Task inputs:

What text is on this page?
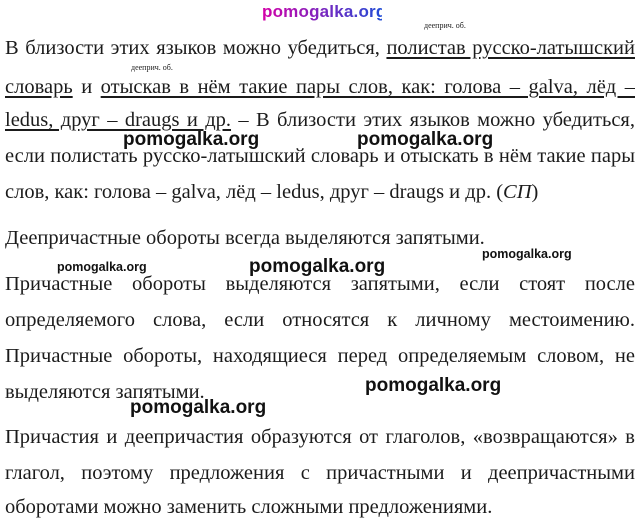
pomogalka.org
дееприч. об.
дееприч. об.
В близости этих языков можно убедиться, полистав русско-латышский
словарь и отыскав в нём такие пары слов, как: голова – galva, лёд –
ledus, друг – draugs и др. – В близости этих языков можно убедиться,
если полистать русско-латышский словарь и отыскать в нём такие пары
слов, как: голова – galva, лёд – ledus, друг – draugs и др. (СП)
Деепричастные обороты всегда выделяются запятыми.
Причастные обороты выделяются запятыми, если стоят после
определяемого слова, если относятся к личному местоимению.
Причастные обороты, находящиеся перед определяемым словом, не
выделяются запятыми.
Причастия и деепричастия образуются от глаголов, «возвращаются» в
глагол, поэтому предложения с причастными и деепричастными
оборотами можно заменить сложными предложениями.
pomogalka.org	pomogalka.org
pomogalka.org
pomogalka.org	pomogalka.org
pomogalka.org
pomogalka.org
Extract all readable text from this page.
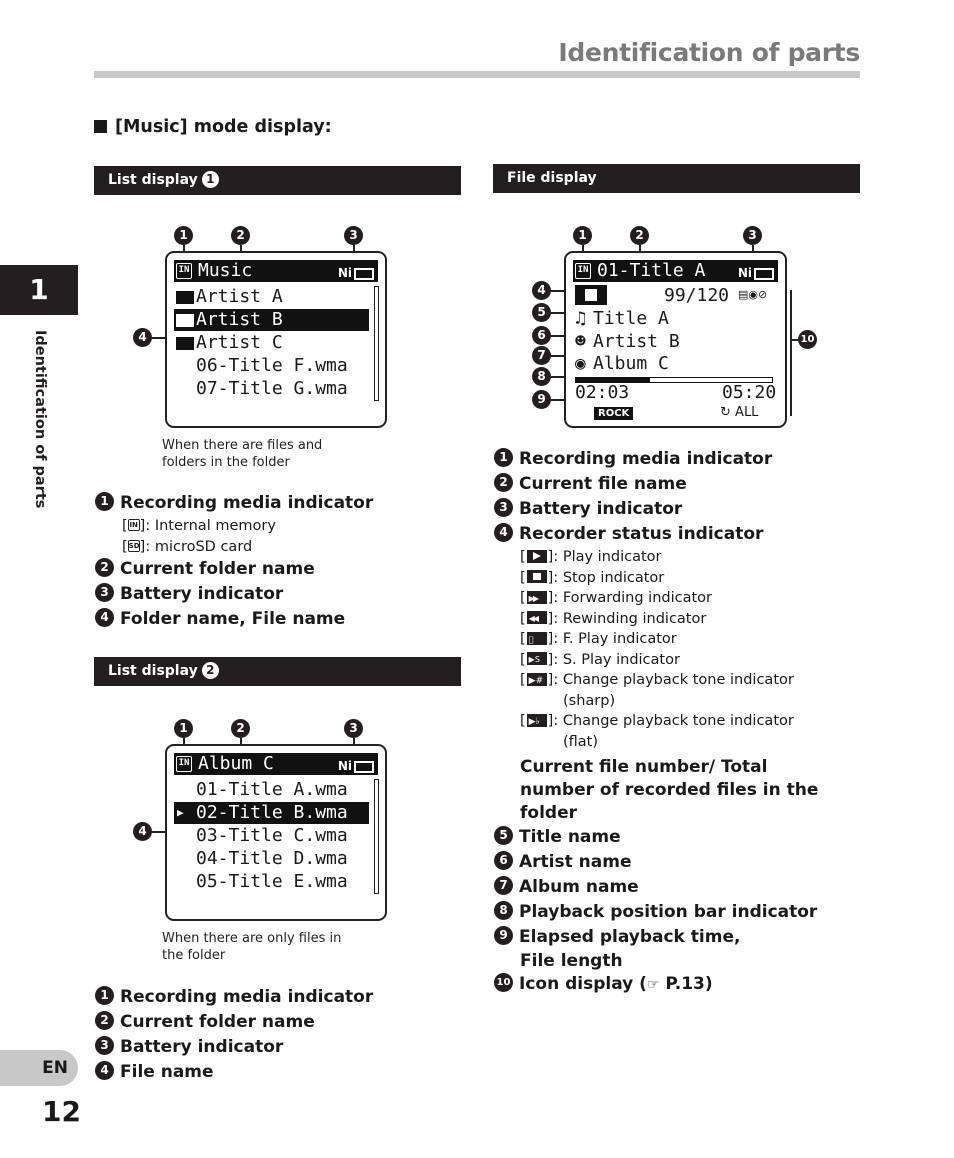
Identification of parts
1
Identification of parts
EN
12
[Music] mode display:
List display 1
1	2	3
4
IN Music	Ni
Artist A
Artist B
Artist C
06-Title F.wma
07-Title G.wma
When there are files and folders in the folder
1 Recording media indicator
[ IN ]: Internal memory
[SD]: microSD card
2 Current folder name
3 Battery indicator
4 Folder name, File name
List display 2
1	2	3
4
IN Album C	Ni
01-Title A.wma
▶ 02-Title B.wma
03-Title C.wma
04-Title D.wma
05-Title E.wma
When there are only files in the folder
1 Recording media indicator
2 Current folder name
3 Battery indicator
4 File name
File display
1	2	3
4
5
6
7
8
9
10
IN 01-Title A	Ni
99/120 ▤◉⊘
♫ Title A
☻ Artist B
◉ Album C
02:03	05:20
ROCK	↻ ALL
1 Recording media indicator
2 Current file name
3 Battery indicator
4 Recorder status indicator
[ ]: Play indicator
[ ]: Stop indicator
[ ▶▶ ]: Forwarding indicator
[ ◀◀ ]: Rewinding indicator
[ 𥭯 ]: F. Play indicator
[ ▶S ]: S. Play indicator
[ ▶# ]: Change playback tone indicator
(sharp)
[ ▶♭ ]: Change playback tone indicator
(flat)
Current file number/ Total number of recorded files in the folder
5 Title name
6 Artist name
7 Album name
8 Playback position bar indicator
9 Elapsed playback time,
File length
10 Icon display (☞ P.13)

The problem: Locate all lines that include the word "выделяются" and copy them out.

Output for this task:
Деепричастные обороты всегда выделяются запятыми.
Причастные обороты выделяются запятыми, если стоят после
выделяются запятыми.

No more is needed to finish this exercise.